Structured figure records
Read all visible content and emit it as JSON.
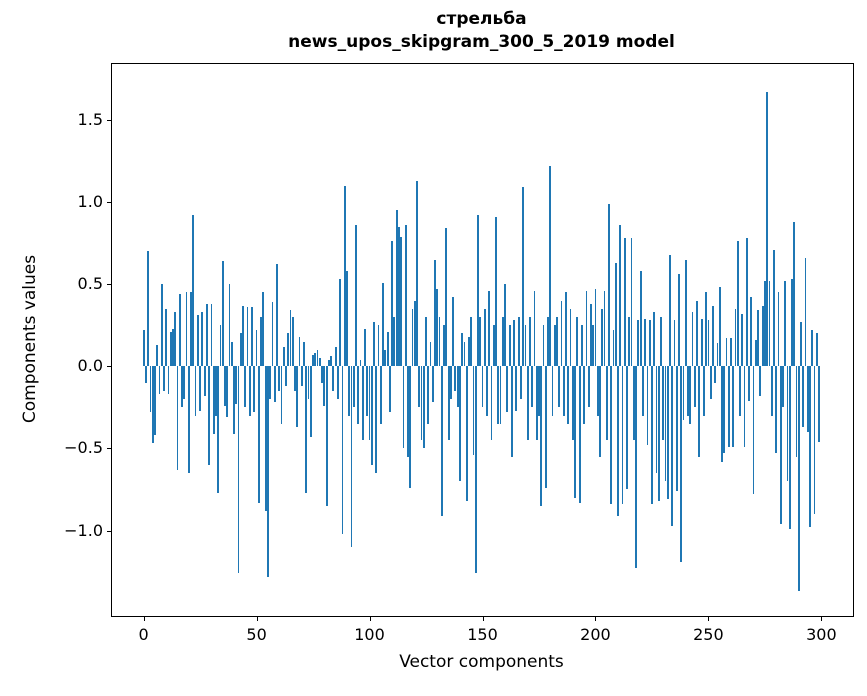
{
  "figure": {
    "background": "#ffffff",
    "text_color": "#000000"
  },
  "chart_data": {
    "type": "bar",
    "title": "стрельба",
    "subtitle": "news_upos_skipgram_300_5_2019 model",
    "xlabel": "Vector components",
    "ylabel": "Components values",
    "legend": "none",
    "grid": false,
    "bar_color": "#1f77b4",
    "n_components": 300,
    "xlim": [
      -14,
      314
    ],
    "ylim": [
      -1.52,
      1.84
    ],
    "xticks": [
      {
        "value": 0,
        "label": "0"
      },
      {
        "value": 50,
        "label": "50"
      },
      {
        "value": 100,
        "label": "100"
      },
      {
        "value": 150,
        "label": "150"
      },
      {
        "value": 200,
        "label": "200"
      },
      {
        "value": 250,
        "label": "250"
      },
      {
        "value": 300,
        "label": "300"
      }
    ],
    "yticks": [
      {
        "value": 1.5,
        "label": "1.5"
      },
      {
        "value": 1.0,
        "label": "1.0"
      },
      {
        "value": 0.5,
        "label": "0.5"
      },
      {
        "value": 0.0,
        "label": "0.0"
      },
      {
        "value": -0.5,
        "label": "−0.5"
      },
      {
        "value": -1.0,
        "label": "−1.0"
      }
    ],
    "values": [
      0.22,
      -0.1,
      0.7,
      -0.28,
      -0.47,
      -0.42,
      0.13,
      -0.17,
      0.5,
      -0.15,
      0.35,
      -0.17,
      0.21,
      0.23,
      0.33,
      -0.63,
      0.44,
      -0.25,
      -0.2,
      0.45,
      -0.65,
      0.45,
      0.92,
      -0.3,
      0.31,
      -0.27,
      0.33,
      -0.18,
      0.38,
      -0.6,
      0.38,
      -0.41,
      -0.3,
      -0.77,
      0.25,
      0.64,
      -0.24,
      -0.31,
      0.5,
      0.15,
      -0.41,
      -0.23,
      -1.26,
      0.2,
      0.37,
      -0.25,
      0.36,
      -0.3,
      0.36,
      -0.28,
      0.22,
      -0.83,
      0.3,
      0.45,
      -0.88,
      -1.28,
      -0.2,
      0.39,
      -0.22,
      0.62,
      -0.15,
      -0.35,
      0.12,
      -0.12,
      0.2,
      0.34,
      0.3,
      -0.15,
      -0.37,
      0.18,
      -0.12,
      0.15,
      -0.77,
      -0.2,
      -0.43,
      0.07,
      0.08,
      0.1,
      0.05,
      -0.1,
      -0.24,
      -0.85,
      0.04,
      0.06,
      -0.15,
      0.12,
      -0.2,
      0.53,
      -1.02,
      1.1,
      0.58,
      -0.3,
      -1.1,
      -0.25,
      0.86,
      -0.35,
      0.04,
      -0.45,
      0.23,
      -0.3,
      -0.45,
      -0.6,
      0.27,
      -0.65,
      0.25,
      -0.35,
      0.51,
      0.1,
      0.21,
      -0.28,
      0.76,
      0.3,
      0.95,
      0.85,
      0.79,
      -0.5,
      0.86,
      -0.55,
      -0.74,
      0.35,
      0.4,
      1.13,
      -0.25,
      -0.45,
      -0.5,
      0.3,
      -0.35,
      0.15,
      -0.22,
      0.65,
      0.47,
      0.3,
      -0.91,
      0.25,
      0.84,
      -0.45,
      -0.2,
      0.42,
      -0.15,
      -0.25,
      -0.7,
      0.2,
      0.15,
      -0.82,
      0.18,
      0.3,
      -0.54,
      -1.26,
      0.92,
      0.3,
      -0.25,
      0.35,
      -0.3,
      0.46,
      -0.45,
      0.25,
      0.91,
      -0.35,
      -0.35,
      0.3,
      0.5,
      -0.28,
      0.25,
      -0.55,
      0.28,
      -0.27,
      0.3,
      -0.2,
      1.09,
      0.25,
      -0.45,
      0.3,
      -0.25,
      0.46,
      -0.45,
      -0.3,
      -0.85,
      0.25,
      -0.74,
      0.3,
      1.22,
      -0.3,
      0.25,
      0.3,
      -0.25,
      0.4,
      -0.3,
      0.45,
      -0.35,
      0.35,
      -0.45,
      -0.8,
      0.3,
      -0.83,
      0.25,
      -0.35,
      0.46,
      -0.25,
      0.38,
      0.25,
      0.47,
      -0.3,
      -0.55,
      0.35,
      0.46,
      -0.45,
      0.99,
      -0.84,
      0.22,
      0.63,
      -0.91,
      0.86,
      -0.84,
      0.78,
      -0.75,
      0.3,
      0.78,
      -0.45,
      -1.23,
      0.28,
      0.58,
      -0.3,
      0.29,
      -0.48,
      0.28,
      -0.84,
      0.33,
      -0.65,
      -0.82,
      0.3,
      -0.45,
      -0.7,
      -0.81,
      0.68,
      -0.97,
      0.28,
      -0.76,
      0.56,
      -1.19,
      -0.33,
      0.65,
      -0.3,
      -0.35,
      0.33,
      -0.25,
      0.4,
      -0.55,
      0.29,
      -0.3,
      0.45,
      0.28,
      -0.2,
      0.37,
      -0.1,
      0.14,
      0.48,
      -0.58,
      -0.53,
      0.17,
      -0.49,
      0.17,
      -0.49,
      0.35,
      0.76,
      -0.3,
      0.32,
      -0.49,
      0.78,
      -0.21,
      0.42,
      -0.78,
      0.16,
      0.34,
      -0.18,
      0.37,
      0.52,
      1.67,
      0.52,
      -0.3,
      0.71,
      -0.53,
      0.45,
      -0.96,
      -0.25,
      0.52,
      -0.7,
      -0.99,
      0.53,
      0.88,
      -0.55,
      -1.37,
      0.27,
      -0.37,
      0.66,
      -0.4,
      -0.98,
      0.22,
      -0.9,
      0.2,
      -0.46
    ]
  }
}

◆ DIRECTIONS FOR THIS TASK
Copy the entries exactly. Leave out the images.

◆ PROBLEM SOLUTION
Read all visible content and emit it as JSON.
{
  "figure": {
    "background": "#ffffff",
    "text_color": "#000000"
  },
  "chart_data": {
    "type": "bar",
    "title": "стрельба",
    "subtitle": "news_upos_skipgram_300_5_2019 model",
    "xlabel": "Vector components",
    "ylabel": "Components values",
    "legend": "none",
    "grid": false,
    "bar_color": "#1f77b4",
    "n_components": 300,
    "xlim": [
      -14,
      314
    ],
    "ylim": [
      -1.52,
      1.84
    ],
    "xticks": [
      {
        "value": 0,
        "label": "0"
      },
      {
        "value": 50,
        "label": "50"
      },
      {
        "value": 100,
        "label": "100"
      },
      {
        "value": 150,
        "label": "150"
      },
      {
        "value": 200,
        "label": "200"
      },
      {
        "value": 250,
        "label": "250"
      },
      {
        "value": 300,
        "label": "300"
      }
    ],
    "yticks": [
      {
        "value": 1.5,
        "label": "1.5"
      },
      {
        "value": 1.0,
        "label": "1.0"
      },
      {
        "value": 0.5,
        "label": "0.5"
      },
      {
        "value": 0.0,
        "label": "0.0"
      },
      {
        "value": -0.5,
        "label": "−0.5"
      },
      {
        "value": -1.0,
        "label": "−1.0"
      }
    ],
    "values": [
      0.22,
      -0.1,
      0.7,
      -0.28,
      -0.47,
      -0.42,
      0.13,
      -0.17,
      0.5,
      -0.15,
      0.35,
      -0.17,
      0.21,
      0.23,
      0.33,
      -0.63,
      0.44,
      -0.25,
      -0.2,
      0.45,
      -0.65,
      0.45,
      0.92,
      -0.3,
      0.31,
      -0.27,
      0.33,
      -0.18,
      0.38,
      -0.6,
      0.38,
      -0.41,
      -0.3,
      -0.77,
      0.25,
      0.64,
      -0.24,
      -0.31,
      0.5,
      0.15,
      -0.41,
      -0.23,
      -1.26,
      0.2,
      0.37,
      -0.25,
      0.36,
      -0.3,
      0.36,
      -0.28,
      0.22,
      -0.83,
      0.3,
      0.45,
      -0.88,
      -1.28,
      -0.2,
      0.39,
      -0.22,
      0.62,
      -0.15,
      -0.35,
      0.12,
      -0.12,
      0.2,
      0.34,
      0.3,
      -0.15,
      -0.37,
      0.18,
      -0.12,
      0.15,
      -0.77,
      -0.2,
      -0.43,
      0.07,
      0.08,
      0.1,
      0.05,
      -0.1,
      -0.24,
      -0.85,
      0.04,
      0.06,
      -0.15,
      0.12,
      -0.2,
      0.53,
      -1.02,
      1.1,
      0.58,
      -0.3,
      -1.1,
      -0.25,
      0.86,
      -0.35,
      0.04,
      -0.45,
      0.23,
      -0.3,
      -0.45,
      -0.6,
      0.27,
      -0.65,
      0.25,
      -0.35,
      0.51,
      0.1,
      0.21,
      -0.28,
      0.76,
      0.3,
      0.95,
      0.85,
      0.79,
      -0.5,
      0.86,
      -0.55,
      -0.74,
      0.35,
      0.4,
      1.13,
      -0.25,
      -0.45,
      -0.5,
      0.3,
      -0.35,
      0.15,
      -0.22,
      0.65,
      0.47,
      0.3,
      -0.91,
      0.25,
      0.84,
      -0.45,
      -0.2,
      0.42,
      -0.15,
      -0.25,
      -0.7,
      0.2,
      0.15,
      -0.82,
      0.18,
      0.3,
      -0.54,
      -1.26,
      0.92,
      0.3,
      -0.25,
      0.35,
      -0.3,
      0.46,
      -0.45,
      0.25,
      0.91,
      -0.35,
      -0.35,
      0.3,
      0.5,
      -0.28,
      0.25,
      -0.55,
      0.28,
      -0.27,
      0.3,
      -0.2,
      1.09,
      0.25,
      -0.45,
      0.3,
      -0.25,
      0.46,
      -0.45,
      -0.3,
      -0.85,
      0.25,
      -0.74,
      0.3,
      1.22,
      -0.3,
      0.25,
      0.3,
      -0.25,
      0.4,
      -0.3,
      0.45,
      -0.35,
      0.35,
      -0.45,
      -0.8,
      0.3,
      -0.83,
      0.25,
      -0.35,
      0.46,
      -0.25,
      0.38,
      0.25,
      0.47,
      -0.3,
      -0.55,
      0.35,
      0.46,
      -0.45,
      0.99,
      -0.84,
      0.22,
      0.63,
      -0.91,
      0.86,
      -0.84,
      0.78,
      -0.75,
      0.3,
      0.78,
      -0.45,
      -1.23,
      0.28,
      0.58,
      -0.3,
      0.29,
      -0.48,
      0.28,
      -0.84,
      0.33,
      -0.65,
      -0.82,
      0.3,
      -0.45,
      -0.7,
      -0.81,
      0.68,
      -0.97,
      0.28,
      -0.76,
      0.56,
      -1.19,
      -0.33,
      0.65,
      -0.3,
      -0.35,
      0.33,
      -0.25,
      0.4,
      -0.55,
      0.29,
      -0.3,
      0.45,
      0.28,
      -0.2,
      0.37,
      -0.1,
      0.14,
      0.48,
      -0.58,
      -0.53,
      0.17,
      -0.49,
      0.17,
      -0.49,
      0.35,
      0.76,
      -0.3,
      0.32,
      -0.49,
      0.78,
      -0.21,
      0.42,
      -0.78,
      0.16,
      0.34,
      -0.18,
      0.37,
      0.52,
      1.67,
      0.52,
      -0.3,
      0.71,
      -0.53,
      0.45,
      -0.96,
      -0.25,
      0.52,
      -0.7,
      -0.99,
      0.53,
      0.88,
      -0.55,
      -1.37,
      0.27,
      -0.37,
      0.66,
      -0.4,
      -0.98,
      0.22,
      -0.9,
      0.2,
      -0.46
    ]
  }
}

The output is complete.